## Extrait source
──────────────────────────────

Son agent lui a imposé de modifier son patronyme, homonyme du célèbre comédien Bruno Crémer. C’est ainsi qu’il décide d’ajouter le nom de son grand-père : Abraham. La question de la judéité court tout le long du spectacle, depuis la scène dans la synagogue de Budapest, les insultes à la fac de droit, le choix d’assumer son nom, ses origines d’« exilé ». Pour sa première audition, il raconte le mythe du Golem sur la scène d’un théâtre. Plus tard,il crée la compagnie de l’invisible, nom choisi en hommage à Peter Brook pour qui « Faire du théâtre, c’est tenter de rendre Visible, l’Invisible ».
On voudrait tout raconter de ce récit d’apprentissage pudique et drôle, imagé, magnifiquement écrit et nullement complaisant. Il tisse les fils qui vont contribuer à donner naissance à l’acteur : les douleurs de l’enfance, les relations difficiles avec les parents, la judéité, « la niaque » qu’il doit à son père, « son meilleur ennemi ». Si le hasard lui a parfois donné un coup de pouce, il ne doit sa réussite qu’à son courage et à son opiniâtreté pour devenir qui il est, selon la belle formule de Nietzsche.

──────────────────────────────

[Données d'annotation des cadres]
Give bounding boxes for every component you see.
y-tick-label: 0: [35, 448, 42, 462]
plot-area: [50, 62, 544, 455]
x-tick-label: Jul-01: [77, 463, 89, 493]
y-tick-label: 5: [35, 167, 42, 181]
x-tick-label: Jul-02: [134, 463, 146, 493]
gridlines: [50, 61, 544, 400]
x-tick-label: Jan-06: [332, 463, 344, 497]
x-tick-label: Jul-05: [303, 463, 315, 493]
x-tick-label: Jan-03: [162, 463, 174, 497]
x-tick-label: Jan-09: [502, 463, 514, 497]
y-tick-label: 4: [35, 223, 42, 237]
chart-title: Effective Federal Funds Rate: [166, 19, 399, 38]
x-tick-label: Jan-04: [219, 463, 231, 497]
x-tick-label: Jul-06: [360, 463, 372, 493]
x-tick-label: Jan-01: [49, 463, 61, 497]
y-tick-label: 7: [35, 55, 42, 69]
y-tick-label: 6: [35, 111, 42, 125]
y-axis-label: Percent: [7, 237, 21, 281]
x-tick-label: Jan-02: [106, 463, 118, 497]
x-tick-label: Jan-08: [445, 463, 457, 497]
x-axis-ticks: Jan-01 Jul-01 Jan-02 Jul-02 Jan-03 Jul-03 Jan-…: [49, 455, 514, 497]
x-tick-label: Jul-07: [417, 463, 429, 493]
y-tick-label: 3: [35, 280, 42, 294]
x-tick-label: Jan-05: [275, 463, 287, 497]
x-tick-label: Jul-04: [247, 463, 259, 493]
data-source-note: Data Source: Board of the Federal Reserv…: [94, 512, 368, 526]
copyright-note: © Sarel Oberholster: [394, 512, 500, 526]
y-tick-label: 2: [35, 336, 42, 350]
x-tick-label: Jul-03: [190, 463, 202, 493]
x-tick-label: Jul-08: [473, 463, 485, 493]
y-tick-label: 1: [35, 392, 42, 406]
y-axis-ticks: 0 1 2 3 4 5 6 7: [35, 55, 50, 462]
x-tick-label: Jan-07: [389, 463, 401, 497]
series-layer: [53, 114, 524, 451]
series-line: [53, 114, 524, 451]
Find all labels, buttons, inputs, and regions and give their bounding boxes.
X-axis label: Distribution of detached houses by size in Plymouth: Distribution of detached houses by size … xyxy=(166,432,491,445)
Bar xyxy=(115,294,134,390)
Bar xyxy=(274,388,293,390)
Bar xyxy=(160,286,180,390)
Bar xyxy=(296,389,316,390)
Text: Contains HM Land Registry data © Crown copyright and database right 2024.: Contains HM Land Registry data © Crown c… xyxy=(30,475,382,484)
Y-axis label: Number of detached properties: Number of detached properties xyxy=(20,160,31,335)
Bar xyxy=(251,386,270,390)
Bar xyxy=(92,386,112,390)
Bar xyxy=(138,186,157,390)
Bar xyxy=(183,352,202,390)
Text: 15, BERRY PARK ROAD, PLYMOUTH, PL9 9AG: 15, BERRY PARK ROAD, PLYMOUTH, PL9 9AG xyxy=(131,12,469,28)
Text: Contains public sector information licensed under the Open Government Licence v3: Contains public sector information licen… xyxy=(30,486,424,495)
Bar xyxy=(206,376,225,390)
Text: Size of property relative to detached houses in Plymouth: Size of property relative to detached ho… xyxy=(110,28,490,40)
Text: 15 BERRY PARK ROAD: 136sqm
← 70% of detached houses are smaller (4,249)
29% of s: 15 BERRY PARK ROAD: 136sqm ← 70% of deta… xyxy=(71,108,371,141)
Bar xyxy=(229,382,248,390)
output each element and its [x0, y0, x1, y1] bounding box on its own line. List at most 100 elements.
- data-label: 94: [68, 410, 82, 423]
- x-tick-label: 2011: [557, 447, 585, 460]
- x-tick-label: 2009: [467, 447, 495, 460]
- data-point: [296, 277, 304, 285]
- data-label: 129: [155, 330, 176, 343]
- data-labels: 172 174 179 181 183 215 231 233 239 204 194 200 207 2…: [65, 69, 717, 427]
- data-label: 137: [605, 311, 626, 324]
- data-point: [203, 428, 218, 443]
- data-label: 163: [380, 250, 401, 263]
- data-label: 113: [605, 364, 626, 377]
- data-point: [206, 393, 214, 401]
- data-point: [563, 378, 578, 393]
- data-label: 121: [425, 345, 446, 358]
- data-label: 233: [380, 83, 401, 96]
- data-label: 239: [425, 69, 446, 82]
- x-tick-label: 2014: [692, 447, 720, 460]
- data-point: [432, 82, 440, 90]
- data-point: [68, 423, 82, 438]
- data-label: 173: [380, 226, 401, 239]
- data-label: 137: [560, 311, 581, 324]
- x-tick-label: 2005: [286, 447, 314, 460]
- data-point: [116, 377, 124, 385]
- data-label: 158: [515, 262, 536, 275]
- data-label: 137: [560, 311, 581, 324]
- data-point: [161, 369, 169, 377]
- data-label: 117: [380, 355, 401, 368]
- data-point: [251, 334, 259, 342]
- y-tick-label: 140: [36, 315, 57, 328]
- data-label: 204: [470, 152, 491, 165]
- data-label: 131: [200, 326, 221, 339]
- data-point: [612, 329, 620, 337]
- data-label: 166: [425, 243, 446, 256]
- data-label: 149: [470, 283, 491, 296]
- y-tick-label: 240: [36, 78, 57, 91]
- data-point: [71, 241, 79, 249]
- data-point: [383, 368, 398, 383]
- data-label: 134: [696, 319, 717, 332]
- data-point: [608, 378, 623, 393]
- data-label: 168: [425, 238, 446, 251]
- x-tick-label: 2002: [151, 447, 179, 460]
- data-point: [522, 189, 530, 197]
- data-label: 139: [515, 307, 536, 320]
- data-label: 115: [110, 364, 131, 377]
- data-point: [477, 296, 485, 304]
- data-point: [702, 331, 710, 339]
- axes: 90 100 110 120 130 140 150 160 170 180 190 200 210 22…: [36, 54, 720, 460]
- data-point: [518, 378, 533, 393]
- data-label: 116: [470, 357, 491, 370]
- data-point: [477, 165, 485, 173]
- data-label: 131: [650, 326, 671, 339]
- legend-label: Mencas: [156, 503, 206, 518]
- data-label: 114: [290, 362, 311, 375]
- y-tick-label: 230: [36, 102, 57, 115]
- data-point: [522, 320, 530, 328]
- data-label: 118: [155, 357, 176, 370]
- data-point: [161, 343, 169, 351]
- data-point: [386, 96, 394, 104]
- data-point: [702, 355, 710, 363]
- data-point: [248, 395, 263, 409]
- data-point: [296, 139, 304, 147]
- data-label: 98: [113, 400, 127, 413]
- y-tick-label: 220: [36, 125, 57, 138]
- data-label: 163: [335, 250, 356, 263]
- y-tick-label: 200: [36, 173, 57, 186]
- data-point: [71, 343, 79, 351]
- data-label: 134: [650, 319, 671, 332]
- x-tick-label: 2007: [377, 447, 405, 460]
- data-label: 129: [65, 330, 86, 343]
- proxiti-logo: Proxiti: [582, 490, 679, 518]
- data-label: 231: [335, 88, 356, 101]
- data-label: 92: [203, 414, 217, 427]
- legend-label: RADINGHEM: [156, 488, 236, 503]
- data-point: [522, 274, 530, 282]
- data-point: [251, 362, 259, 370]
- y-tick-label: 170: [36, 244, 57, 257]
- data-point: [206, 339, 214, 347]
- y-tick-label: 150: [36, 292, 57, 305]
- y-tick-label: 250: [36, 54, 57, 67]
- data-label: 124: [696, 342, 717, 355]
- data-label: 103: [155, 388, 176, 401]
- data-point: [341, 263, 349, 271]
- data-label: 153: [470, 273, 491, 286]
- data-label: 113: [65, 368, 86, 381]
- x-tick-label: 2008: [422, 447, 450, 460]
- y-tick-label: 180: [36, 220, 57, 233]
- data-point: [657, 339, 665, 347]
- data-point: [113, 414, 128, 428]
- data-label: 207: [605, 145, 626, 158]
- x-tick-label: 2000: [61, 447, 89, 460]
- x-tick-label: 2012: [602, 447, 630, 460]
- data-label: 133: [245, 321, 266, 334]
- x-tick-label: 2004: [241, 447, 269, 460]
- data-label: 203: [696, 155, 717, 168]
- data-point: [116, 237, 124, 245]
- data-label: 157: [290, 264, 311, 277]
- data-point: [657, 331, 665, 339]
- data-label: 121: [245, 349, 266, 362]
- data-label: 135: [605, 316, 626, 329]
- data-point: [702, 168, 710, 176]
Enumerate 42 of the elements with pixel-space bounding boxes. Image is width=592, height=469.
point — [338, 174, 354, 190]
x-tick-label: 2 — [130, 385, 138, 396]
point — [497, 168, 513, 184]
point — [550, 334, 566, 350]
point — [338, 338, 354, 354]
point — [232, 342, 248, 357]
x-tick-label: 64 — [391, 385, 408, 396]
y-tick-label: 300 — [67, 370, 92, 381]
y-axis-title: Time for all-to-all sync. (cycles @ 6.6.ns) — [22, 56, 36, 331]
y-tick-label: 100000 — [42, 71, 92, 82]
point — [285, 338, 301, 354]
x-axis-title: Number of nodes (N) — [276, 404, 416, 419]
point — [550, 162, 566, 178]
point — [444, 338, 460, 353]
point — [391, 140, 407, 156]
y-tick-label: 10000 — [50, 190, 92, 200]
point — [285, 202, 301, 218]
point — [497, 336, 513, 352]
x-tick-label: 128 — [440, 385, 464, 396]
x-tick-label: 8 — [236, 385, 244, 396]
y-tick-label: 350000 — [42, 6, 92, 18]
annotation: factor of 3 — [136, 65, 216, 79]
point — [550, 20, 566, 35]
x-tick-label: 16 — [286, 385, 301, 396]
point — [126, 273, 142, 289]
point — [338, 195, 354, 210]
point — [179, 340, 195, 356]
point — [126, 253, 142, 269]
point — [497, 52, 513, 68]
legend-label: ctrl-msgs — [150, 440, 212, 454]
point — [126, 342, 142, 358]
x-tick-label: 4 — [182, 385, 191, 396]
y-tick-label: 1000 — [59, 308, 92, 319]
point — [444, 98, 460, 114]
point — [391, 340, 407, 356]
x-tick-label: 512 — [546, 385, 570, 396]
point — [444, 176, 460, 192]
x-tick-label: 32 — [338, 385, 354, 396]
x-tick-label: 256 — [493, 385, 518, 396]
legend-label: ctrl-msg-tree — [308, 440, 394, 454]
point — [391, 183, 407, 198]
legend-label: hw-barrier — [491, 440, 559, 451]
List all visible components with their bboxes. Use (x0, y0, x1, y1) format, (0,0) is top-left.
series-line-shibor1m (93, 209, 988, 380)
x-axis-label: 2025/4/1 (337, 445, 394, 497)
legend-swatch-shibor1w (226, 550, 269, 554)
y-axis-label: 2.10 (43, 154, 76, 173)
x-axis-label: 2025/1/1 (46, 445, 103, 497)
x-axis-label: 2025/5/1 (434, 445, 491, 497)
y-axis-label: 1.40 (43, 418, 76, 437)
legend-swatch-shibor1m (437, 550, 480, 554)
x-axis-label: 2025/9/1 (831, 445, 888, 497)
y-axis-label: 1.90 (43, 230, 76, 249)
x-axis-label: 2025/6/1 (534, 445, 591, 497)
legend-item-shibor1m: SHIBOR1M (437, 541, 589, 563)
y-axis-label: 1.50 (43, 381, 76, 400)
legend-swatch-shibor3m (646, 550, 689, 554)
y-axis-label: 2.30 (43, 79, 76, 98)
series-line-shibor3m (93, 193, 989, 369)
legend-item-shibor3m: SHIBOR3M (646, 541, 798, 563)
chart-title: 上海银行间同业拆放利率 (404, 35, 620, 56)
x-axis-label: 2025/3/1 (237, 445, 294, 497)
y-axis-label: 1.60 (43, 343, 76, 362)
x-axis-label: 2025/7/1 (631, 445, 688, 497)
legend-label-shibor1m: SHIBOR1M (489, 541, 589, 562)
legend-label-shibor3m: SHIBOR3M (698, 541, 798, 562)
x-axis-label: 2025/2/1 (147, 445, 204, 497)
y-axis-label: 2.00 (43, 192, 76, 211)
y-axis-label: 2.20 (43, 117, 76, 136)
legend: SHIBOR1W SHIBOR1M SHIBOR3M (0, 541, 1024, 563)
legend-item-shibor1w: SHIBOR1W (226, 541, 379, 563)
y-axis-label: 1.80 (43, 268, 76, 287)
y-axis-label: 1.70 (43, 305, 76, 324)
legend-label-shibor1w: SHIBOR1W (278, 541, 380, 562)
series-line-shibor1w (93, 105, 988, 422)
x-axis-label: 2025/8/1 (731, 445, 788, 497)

──────────────────────────────

## Consignes
1. Répondez aux questions suivantes d'après l'extrait sur le spectacle.
(a) Quel nom l'acteur a-t-il ajouté à son patronyme, et de qui venait ce nom ?
(b) En hommage à qui la compagnie de l'invisible a-t-elle été nommée ?
(c) À qui l'acteur doit-il « la niaque » ?
2. Prolongez l'extrait consacré au spectacle en reprenant juste après sa dernière phrase.

## Réponses
1.
(a) Il a ajouté le nom Abraham, celui de son grand-père.
(b) Elle a été nommée en hommage à Peter Brook.
(c) Il la doit à son père.

2.
On aime la présence généreuse du comédien amoureux des mots qui est à la fois dedans et dehors, conteur et personnages. On pourrait reprendre à son endroit son commentaire à propos de l’Âge d’or : « Il n’y a rien sur la scène mais je vois tout […] je suis frappé au cœur. »

Parle, envole-toi ! ou comment le théâtre m’a sauvé la vie. De et avec Bruno Abraham-Kremer. Mise en scène Corine Juresco et Bruno Abraham-Kremer. Scénographie et lumière, Arno Veyrat. Son, Jean-Baptiste Favory. A Paris, au Lucernaire jusqu’au 15 octobre 2023 à 21h. Durée : 1h30.
© Pascal Gély

A propos de l'auteur
Corinne Denailles
Corinne Denailles

Professeur de lettres ; a travaille dans le secteur de l’édition pédagogique dans le cadre de l’Education nationale. A collaboré comme critique théâtrale à divers journaux (Politis, Passage, Journal du théâtre, Zurban) et revue (Du théâtre,...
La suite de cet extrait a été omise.